## WRITTEN REQUEST
Go through each line of the records below and count those with the word "bohaterów"; give only the total.

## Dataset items

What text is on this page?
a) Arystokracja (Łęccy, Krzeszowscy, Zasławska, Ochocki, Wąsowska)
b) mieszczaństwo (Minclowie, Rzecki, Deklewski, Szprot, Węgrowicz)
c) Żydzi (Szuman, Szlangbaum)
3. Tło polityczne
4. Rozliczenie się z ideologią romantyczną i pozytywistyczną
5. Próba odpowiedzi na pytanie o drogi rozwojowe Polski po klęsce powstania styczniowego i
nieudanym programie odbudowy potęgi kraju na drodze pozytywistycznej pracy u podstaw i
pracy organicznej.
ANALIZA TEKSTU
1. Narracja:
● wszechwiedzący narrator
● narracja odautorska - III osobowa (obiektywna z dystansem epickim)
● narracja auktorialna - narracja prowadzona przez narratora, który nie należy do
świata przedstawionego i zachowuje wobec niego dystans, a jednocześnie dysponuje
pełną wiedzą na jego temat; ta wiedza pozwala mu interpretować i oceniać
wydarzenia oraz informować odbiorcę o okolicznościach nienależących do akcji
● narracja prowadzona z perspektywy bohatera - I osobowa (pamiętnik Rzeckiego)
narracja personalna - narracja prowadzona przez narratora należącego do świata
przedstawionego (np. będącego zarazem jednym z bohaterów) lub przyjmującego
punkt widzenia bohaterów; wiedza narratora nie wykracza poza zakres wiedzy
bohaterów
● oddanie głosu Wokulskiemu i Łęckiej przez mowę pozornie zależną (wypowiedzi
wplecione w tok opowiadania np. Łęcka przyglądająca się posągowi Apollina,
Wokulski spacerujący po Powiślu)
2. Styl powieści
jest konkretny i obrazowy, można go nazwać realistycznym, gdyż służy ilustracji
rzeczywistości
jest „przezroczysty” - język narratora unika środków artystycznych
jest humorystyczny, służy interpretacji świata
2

---

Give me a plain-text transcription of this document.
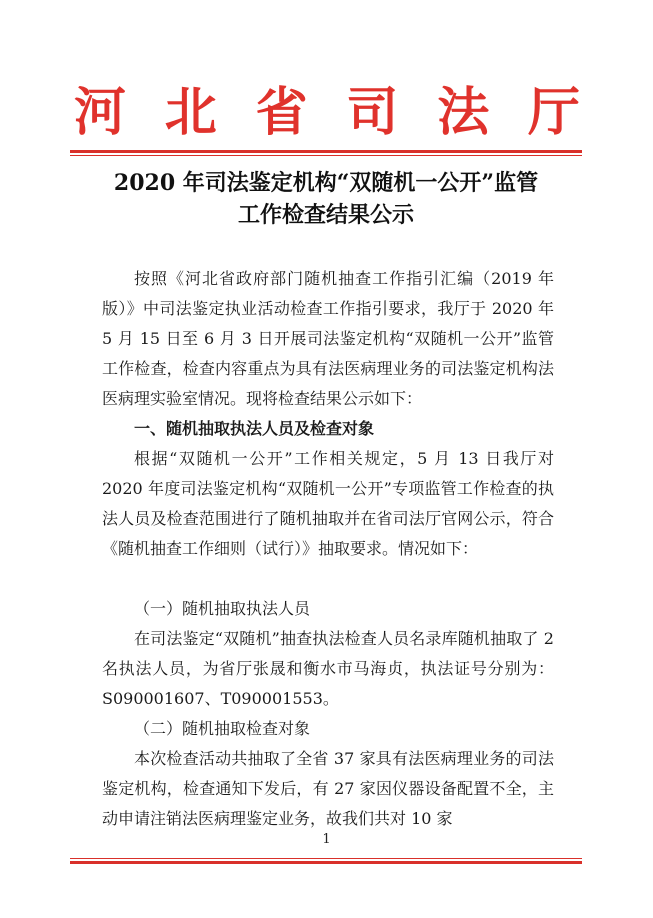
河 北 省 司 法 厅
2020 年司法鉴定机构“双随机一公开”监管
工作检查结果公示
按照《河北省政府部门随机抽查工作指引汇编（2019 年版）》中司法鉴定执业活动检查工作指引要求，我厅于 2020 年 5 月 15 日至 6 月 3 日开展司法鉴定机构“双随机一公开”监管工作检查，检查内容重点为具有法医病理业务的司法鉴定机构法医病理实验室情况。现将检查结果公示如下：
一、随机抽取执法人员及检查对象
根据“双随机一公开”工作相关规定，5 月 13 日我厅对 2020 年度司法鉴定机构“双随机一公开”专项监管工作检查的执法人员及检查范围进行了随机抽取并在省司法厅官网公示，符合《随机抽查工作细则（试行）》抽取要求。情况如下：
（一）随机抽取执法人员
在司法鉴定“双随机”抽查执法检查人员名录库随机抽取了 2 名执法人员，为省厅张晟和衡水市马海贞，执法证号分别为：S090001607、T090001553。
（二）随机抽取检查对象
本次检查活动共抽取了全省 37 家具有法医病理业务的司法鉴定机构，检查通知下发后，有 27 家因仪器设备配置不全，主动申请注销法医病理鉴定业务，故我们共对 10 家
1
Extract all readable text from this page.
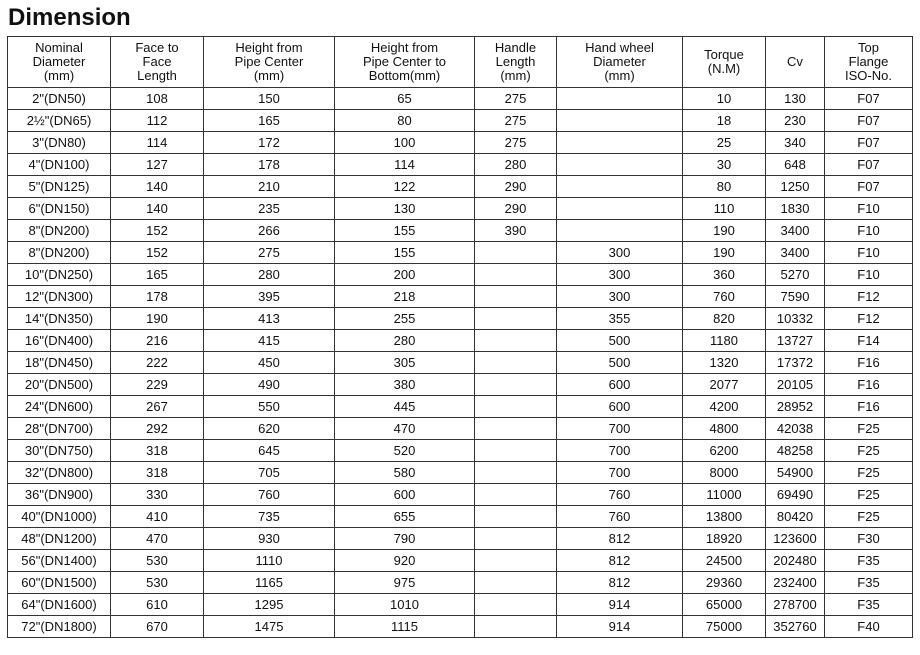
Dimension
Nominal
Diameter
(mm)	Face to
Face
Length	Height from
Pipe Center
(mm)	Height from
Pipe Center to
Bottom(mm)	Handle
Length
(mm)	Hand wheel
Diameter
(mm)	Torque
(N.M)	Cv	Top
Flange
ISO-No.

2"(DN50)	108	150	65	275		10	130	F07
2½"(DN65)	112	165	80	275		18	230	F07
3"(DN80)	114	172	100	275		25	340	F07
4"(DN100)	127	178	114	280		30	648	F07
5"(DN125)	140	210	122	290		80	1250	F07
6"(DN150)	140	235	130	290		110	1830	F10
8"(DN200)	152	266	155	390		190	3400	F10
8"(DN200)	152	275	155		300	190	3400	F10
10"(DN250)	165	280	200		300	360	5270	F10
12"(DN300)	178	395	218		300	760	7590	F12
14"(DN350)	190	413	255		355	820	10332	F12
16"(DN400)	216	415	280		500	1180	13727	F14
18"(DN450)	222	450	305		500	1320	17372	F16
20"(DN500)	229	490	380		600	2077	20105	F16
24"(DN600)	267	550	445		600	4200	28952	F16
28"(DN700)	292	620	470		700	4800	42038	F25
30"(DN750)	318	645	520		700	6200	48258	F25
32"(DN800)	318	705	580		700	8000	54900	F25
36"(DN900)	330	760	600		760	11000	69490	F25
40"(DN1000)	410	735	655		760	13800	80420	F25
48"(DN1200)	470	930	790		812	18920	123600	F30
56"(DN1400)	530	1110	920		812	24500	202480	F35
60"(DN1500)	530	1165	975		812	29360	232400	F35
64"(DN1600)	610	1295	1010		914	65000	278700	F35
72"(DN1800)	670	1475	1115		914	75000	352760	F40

## SOLUTION TO THIS EXERCISE
3